__RECORDS FOR THIS EXERCISE__.
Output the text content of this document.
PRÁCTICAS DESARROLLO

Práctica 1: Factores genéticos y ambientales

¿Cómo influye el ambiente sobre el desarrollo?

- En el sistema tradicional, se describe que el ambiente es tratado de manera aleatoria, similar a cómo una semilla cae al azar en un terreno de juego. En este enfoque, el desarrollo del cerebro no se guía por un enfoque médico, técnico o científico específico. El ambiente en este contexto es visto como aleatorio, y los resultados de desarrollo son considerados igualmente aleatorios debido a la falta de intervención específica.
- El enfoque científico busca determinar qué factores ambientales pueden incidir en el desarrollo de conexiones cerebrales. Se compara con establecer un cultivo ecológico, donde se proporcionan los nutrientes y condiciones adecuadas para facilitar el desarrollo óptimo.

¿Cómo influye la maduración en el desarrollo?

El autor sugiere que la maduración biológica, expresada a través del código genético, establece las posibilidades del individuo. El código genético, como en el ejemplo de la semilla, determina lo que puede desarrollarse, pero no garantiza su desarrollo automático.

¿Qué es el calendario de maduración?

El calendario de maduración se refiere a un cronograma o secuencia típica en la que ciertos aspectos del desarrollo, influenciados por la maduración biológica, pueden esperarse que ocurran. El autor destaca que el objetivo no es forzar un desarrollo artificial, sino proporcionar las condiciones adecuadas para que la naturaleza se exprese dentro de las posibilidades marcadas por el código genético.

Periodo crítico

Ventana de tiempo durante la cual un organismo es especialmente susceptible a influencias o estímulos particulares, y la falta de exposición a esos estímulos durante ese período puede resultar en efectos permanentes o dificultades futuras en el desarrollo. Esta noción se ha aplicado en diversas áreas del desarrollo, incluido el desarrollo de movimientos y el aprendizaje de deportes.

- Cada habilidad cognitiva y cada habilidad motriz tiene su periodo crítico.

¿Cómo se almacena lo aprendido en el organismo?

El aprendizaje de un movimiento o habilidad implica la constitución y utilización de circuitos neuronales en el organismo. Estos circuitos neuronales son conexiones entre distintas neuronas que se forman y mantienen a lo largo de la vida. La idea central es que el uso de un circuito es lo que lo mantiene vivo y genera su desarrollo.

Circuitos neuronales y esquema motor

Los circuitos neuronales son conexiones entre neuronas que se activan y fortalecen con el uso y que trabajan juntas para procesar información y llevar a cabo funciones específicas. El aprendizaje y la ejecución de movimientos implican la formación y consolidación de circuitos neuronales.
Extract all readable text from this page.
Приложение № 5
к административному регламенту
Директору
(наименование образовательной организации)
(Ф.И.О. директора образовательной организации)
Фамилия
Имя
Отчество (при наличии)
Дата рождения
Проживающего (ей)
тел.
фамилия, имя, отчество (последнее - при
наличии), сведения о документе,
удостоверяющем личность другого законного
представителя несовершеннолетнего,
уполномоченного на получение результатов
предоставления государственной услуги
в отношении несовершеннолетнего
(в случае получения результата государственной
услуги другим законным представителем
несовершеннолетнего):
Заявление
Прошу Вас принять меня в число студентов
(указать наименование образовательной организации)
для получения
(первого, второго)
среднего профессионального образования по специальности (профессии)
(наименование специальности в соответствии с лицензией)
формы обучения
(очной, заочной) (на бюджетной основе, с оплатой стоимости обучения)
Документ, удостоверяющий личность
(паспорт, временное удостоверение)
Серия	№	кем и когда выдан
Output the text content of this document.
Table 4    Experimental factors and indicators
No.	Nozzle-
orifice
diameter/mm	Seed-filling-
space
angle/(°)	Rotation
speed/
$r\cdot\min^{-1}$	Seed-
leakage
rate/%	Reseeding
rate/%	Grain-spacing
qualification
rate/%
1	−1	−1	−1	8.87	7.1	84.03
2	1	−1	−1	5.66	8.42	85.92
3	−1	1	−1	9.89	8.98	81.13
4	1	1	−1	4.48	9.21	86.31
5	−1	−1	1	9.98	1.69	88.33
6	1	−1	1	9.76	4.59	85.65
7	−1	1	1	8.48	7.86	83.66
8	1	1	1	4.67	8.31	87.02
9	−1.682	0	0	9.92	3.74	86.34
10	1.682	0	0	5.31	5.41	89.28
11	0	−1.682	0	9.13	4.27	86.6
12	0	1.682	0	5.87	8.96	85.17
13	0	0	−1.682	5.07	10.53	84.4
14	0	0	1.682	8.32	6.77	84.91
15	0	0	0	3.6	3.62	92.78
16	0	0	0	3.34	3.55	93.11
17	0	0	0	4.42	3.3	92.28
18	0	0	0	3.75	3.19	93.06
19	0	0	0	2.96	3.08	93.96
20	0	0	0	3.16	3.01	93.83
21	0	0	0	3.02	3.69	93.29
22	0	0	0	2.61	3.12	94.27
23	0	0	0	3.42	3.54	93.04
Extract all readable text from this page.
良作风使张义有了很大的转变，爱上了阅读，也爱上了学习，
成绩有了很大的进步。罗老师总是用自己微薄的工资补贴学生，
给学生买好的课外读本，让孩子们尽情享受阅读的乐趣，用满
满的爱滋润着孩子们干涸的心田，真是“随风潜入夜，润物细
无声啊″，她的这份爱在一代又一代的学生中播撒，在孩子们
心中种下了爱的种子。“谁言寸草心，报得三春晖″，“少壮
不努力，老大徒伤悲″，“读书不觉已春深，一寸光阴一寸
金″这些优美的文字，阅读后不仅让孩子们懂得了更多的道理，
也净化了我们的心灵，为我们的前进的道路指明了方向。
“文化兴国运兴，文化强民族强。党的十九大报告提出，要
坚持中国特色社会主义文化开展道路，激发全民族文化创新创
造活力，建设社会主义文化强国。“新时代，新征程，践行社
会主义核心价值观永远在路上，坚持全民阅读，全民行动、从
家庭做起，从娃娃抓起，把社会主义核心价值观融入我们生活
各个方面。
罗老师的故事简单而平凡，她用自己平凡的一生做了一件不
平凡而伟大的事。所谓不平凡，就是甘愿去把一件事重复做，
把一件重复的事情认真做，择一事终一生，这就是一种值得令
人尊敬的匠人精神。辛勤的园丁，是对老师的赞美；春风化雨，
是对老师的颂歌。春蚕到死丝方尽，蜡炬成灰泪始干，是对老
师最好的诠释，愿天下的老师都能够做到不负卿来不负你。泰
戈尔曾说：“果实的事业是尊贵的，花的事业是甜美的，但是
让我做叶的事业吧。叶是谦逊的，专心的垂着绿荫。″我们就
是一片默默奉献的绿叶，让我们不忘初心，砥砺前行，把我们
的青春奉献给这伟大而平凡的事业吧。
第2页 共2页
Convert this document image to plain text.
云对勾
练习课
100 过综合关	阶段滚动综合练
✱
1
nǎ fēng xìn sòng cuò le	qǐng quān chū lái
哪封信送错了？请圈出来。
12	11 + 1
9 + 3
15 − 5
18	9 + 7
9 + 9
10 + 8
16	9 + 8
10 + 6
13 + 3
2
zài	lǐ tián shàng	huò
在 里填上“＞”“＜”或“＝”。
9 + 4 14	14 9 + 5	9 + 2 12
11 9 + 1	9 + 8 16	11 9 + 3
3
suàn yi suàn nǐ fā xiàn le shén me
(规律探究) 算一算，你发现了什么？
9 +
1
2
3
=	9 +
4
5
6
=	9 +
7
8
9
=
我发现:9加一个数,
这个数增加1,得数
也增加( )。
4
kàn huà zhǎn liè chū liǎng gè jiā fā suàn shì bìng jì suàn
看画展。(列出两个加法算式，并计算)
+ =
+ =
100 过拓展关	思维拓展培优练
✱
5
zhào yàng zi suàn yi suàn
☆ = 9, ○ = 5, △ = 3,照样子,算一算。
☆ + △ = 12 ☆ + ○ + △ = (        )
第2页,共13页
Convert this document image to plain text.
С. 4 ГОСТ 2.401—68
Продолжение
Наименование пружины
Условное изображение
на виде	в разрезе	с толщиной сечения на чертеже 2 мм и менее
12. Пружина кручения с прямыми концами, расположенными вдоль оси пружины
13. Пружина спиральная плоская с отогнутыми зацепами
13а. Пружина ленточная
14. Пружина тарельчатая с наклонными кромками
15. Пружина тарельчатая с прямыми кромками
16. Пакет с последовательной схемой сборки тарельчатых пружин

__EXERCISE TASK__. Every line holding "прямыми" should be copied out.

__ANSWER TO THIS PROBLEM__.
12. Пружина кручения с прямыми концами, расположенными вдоль оси пружины
15. Пружина тарельчатая с прямыми кромками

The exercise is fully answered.